### EXERCISE DESCRIPTION
Quote the whole listing exactly. Leave the pictures out of your copy.

### MATERIAL FOR THE TASK
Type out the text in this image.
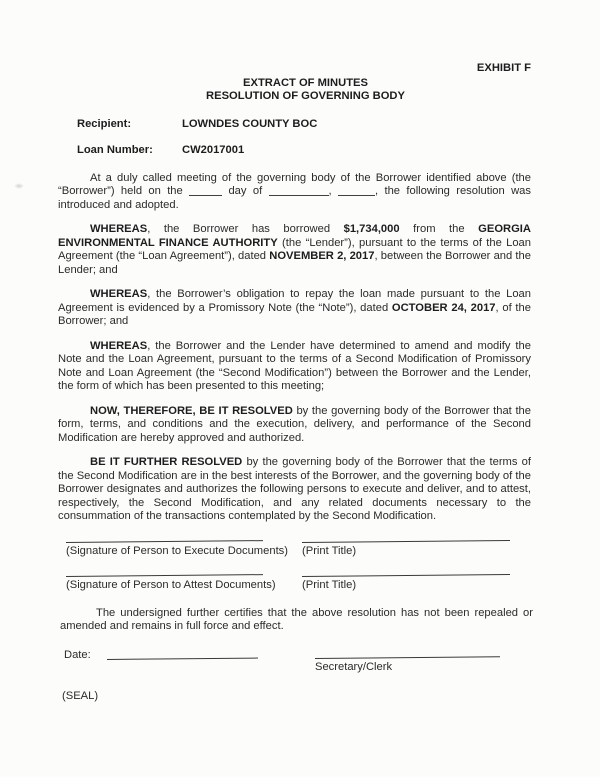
EXHIBIT F
EXTRACT OF MINUTES
RESOLUTION OF GOVERNING BODY
Recipient:	LOWNDES COUNTY BOC
Loan Number:	CW2017001

At a duly called meeting of the governing body of the Borrower identified above (the “Borrower”) held on the	day of	,	, the following resolution was introduced and adopted.

WHEREAS, the Borrower has borrowed $1,734,000 from the GEORGIA ENVIRONMENTAL FINANCE AUTHORITY (the “Lender”), pursuant to the terms of the Loan Agreement (the “Loan Agreement”), dated NOVEMBER 2, 2017, between the Borrower and the Lender; and

WHEREAS, the Borrower’s obligation to repay the loan made pursuant to the Loan Agreement is evidenced by a Promissory Note (the “Note”), dated OCTOBER 24, 2017, of the Borrower; and

WHEREAS, the Borrower and the Lender have determined to amend and modify the Note and the Loan Agreement, pursuant to the terms of a Second Modification of Promissory Note and Loan Agreement (the “Second Modification”) between the Borrower and the Lender, the form of which has been presented to this meeting;

NOW, THEREFORE, BE IT RESOLVED by the governing body of the Borrower that the form, terms, and conditions and the execution, delivery, and performance of the Second Modification are hereby approved and authorized.

BE IT FURTHER RESOLVED by the governing body of the Borrower that the terms of the Second Modification are in the best interests of the Borrower, and the governing body of the Borrower designates and authorizes the following persons to execute and deliver, and to attest, respectively, the Second Modification, and any related documents necessary to the consummation of the transactions contemplated by the Second Modification.

(Signature of Person to Execute Documents)	(Print Title)
(Signature of Person to Attest Documents)	(Print Title)

The undersigned further certifies that the above resolution has not been repealed or amended and remains in full force and effect.

Date:
Secretary/Clerk
(SEAL)
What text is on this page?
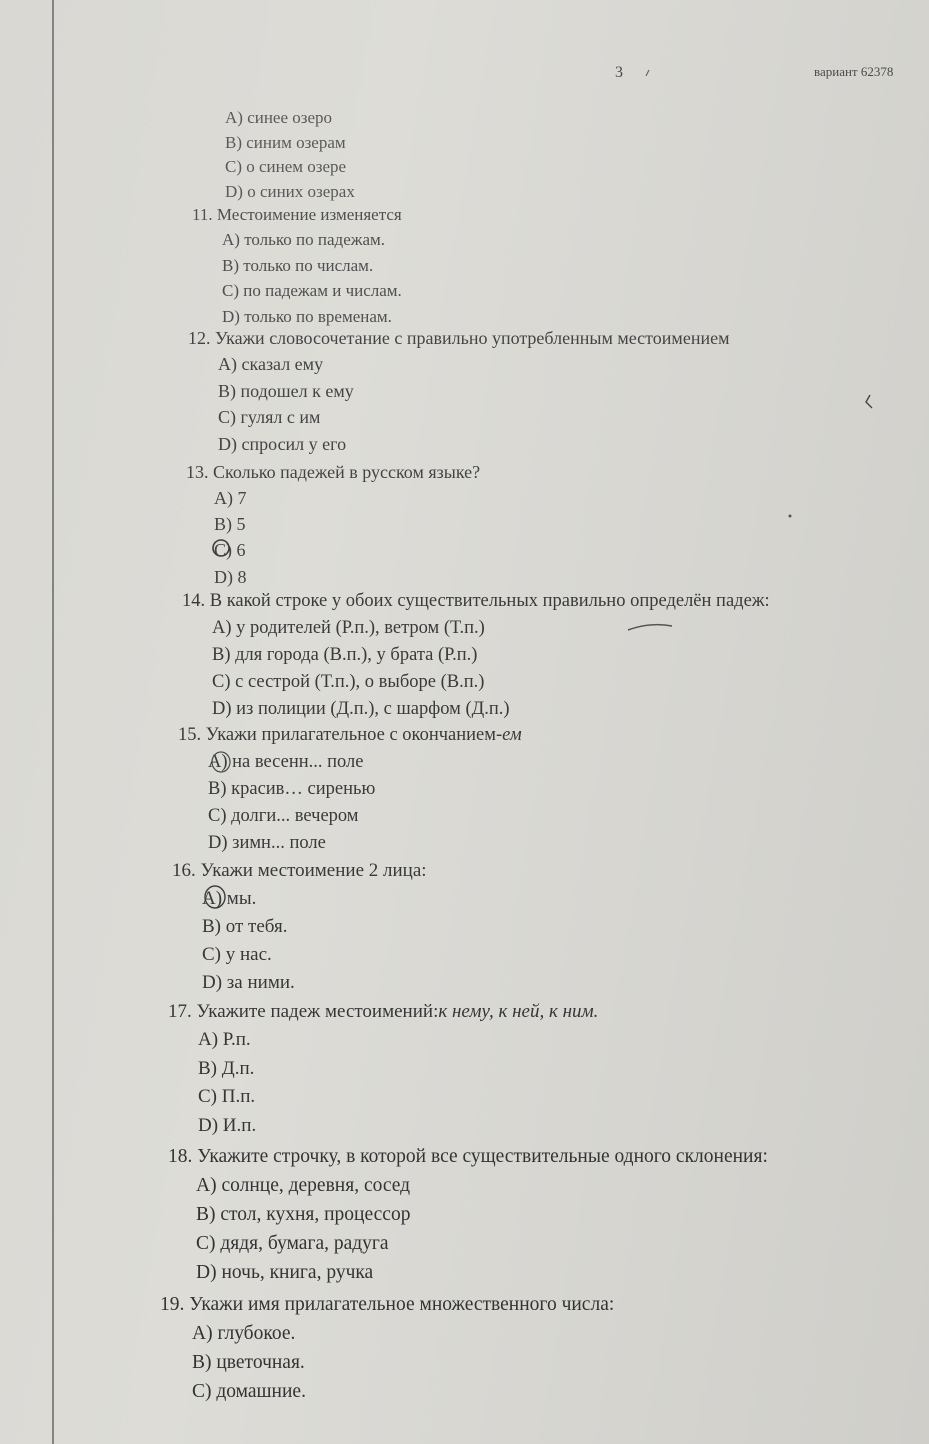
3	вариант 62378
A) синее озеро
B) синим озерам
C) о синем озере
D) о синих озерах
11. Местоимение изменяется
A) только по падежам.
B) только по числам.
C) по падежам и числам.
D) только по временам.
12. Укажи словосочетание с правильно употребленным местоимением
A) сказал ему
B) подошел к ему
C) гулял с им
D) спросил у его
13. Сколько падежей в русском языке?
A) 7
B) 5
C) 6
D) 8
14. В какой строке у обоих существительных правильно определён падеж:
A) у родителей (Р.п.), ветром (Т.п.)
B) для города (В.п.), у брата (Р.п.)
C) с сестрой (Т.п.), о выборе (В.п.)
D) из полиции (Д.п.), с шарфом (Д.п.)
15. Укажи прилагательное с окончанием-ем
A) на весенн... поле
B) красив… сиренью
C) долги... вечером
D) зимн... поле
16. Укажи местоимение 2 лица:
A) мы.
B) от тебя.
C) у нас.
D) за ними.
17. Укажите падеж местоимений:к нему, к ней, к ним.
A) Р.п.
B) Д.п.
C) П.п.
D) И.п.
18. Укажите строчку, в которой все существительные одного склонения:
A) солнце, деревня, сосед
B) стол, кухня, процессор
C) дядя, бумага, радуга
D) ночь, книга, ручка
19. Укажи имя прилагательное множественного числа:
A) глубокое.
B) цветочная.
C) домашние.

### SOLUTION
Type out the text in this image.
EXHIBIT F
EXTRACT OF MINUTES
RESOLUTION OF GOVERNING BODY
Recipient:	LOWNDES COUNTY BOC
Loan Number:	CW2017001

At a duly called meeting of the governing body of the Borrower identified above (the “Borrower”) held on the	day of	,	, the following resolution was introduced and adopted.

WHEREAS, the Borrower has borrowed $1,734,000 from the GEORGIA ENVIRONMENTAL FINANCE AUTHORITY (the “Lender”), pursuant to the terms of the Loan Agreement (the “Loan Agreement”), dated NOVEMBER 2, 2017, between the Borrower and the Lender; and

WHEREAS, the Borrower’s obligation to repay the loan made pursuant to the Loan Agreement is evidenced by a Promissory Note (the “Note”), dated OCTOBER 24, 2017, of the Borrower; and

WHEREAS, the Borrower and the Lender have determined to amend and modify the Note and the Loan Agreement, pursuant to the terms of a Second Modification of Promissory Note and Loan Agreement (the “Second Modification”) between the Borrower and the Lender, the form of which has been presented to this meeting;

NOW, THEREFORE, BE IT RESOLVED by the governing body of the Borrower that the form, terms, and conditions and the execution, delivery, and performance of the Second Modification are hereby approved and authorized.

BE IT FURTHER RESOLVED by the governing body of the Borrower that the terms of the Second Modification are in the best interests of the Borrower, and the governing body of the Borrower designates and authorizes the following persons to execute and deliver, and to attest, respectively, the Second Modification, and any related documents necessary to the consummation of the transactions contemplated by the Second Modification.

(Signature of Person to Execute Documents)	(Print Title)
(Signature of Person to Attest Documents)	(Print Title)

The undersigned further certifies that the above resolution has not been repealed or amended and remains in full force and effect.

Date:
Secretary/Clerk
(SEAL)
What text is on this page?
3	вариант 62378
A) синее озеро
B) синим озерам
C) о синем озере
D) о синих озерах
11. Местоимение изменяется
A) только по падежам.
B) только по числам.
C) по падежам и числам.
D) только по временам.
12. Укажи словосочетание с правильно употребленным местоимением
A) сказал ему
B) подошел к ему
C) гулял с им
D) спросил у его
13. Сколько падежей в русском языке?
A) 7
B) 5
C) 6
D) 8
14. В какой строке у обоих существительных правильно определён падеж:
A) у родителей (Р.п.), ветром (Т.п.)
B) для города (В.п.), у брата (Р.п.)
C) с сестрой (Т.п.), о выборе (В.п.)
D) из полиции (Д.п.), с шарфом (Д.п.)
15. Укажи прилагательное с окончанием-ем
A) на весенн... поле
B) красив… сиренью
C) долги... вечером
D) зимн... поле
16. Укажи местоимение 2 лица:
A) мы.
B) от тебя.
C) у нас.
D) за ними.
17. Укажите падеж местоимений:к нему, к ней, к ним.
A) Р.п.
B) Д.п.
C) П.п.
D) И.п.
18. Укажите строчку, в которой все существительные одного склонения:
A) солнце, деревня, сосед
B) стол, кухня, процессор
C) дядя, бумага, радуга
D) ночь, книга, ручка
19. Укажи имя прилагательное множественного числа:
A) глубокое.
B) цветочная.
C) домашние.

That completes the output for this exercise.